-- Start PROVIDED MATERIAL --

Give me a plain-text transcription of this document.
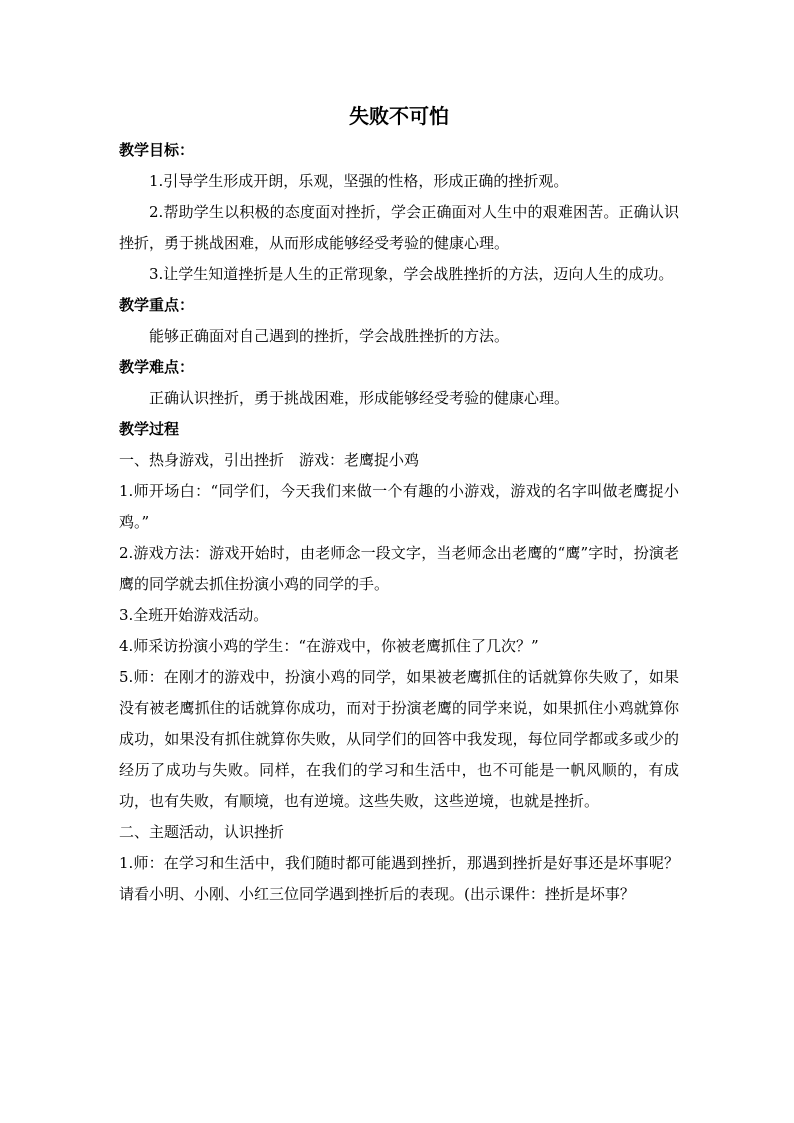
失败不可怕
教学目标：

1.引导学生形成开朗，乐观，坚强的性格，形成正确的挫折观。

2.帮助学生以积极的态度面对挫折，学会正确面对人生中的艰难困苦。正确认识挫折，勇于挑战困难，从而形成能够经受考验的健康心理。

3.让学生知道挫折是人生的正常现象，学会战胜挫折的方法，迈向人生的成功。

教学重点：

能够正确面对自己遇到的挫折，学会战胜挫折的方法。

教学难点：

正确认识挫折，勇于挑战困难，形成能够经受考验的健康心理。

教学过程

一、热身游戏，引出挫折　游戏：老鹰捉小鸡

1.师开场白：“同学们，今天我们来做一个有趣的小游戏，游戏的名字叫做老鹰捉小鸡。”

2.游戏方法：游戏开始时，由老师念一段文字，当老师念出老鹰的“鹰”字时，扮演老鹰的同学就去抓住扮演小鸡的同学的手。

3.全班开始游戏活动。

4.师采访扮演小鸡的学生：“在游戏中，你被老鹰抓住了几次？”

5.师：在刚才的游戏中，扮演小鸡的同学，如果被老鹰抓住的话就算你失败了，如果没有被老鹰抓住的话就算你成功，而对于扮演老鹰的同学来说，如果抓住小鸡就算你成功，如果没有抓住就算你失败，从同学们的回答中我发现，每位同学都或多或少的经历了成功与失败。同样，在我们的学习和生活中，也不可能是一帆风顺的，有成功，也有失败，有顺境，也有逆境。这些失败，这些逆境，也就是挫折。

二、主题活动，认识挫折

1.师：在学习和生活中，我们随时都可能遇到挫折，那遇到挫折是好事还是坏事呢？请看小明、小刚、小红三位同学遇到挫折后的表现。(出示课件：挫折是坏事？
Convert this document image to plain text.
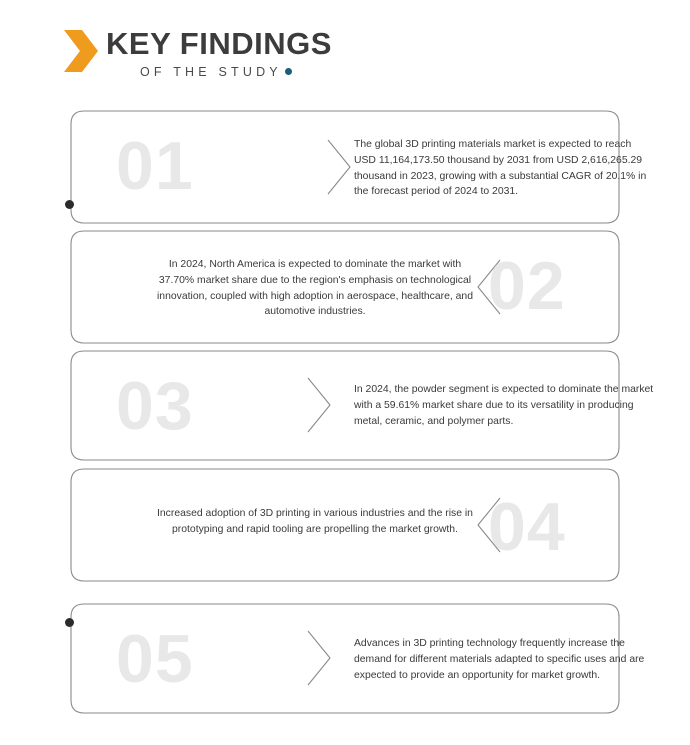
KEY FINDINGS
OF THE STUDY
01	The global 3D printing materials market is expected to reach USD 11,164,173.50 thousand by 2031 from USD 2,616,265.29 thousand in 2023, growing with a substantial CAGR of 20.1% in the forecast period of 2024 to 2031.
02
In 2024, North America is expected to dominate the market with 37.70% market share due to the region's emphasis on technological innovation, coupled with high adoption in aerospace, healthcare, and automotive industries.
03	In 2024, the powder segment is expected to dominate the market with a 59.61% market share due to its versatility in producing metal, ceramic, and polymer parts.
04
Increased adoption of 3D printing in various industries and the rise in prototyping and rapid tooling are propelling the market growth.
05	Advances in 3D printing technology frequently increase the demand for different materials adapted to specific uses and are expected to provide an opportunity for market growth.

-- End PROVIDED MATERIAL --
-- Start PROVIDED MATERIAL --

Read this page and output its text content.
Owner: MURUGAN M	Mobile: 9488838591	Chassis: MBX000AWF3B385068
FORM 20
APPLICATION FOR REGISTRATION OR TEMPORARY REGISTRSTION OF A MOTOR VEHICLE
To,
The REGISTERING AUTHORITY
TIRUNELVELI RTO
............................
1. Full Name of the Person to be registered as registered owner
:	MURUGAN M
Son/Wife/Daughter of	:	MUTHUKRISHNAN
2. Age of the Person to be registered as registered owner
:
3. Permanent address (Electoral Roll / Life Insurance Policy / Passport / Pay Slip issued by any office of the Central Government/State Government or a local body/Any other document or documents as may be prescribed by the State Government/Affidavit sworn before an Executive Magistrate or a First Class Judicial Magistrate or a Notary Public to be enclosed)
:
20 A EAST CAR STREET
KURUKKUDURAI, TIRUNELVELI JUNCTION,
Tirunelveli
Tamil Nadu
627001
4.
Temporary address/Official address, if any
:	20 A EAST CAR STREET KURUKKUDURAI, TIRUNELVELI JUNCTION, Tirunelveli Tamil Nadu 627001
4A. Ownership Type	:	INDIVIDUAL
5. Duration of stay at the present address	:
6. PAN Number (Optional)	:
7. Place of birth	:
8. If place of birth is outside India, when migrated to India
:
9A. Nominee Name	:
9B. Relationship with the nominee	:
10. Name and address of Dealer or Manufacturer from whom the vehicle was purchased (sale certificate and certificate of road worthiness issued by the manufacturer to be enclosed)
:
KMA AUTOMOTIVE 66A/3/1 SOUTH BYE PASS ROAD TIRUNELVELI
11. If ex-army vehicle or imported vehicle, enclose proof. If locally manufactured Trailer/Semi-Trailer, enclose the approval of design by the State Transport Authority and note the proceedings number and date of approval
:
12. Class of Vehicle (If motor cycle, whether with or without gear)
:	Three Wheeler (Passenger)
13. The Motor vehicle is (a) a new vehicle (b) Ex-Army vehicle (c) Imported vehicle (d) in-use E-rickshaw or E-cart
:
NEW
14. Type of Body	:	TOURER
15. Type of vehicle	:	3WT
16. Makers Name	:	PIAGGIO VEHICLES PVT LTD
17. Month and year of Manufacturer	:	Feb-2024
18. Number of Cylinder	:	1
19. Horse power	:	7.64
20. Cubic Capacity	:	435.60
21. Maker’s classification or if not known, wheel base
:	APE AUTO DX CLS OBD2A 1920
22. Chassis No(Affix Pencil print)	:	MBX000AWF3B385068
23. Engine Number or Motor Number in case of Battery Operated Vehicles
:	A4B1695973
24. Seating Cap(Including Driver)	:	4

-- End PROVIDED MATERIAL --

**THE TASK:** From the records above, pull out each line that has "address".

**RIGHT ANSWER:**
3. Permanent address (Electoral Roll / Life Insurance Policy / Passport / Pay Slip issued by any office of the Central Government/State Government or a local body/Any other document or documents as may be prescribed by the State Government/Affidavit sworn before an Executive Magistrate or a First Class Judicial Magistrate or a Notary Public to be enclosed)
Temporary address/Official address, if any
5. Duration of stay at the present address	:
10. Name and address of Dealer or Manufacturer from whom the vehicle was purchased (sale certificate and certificate of road worthiness issued by the manufacturer to be enclosed)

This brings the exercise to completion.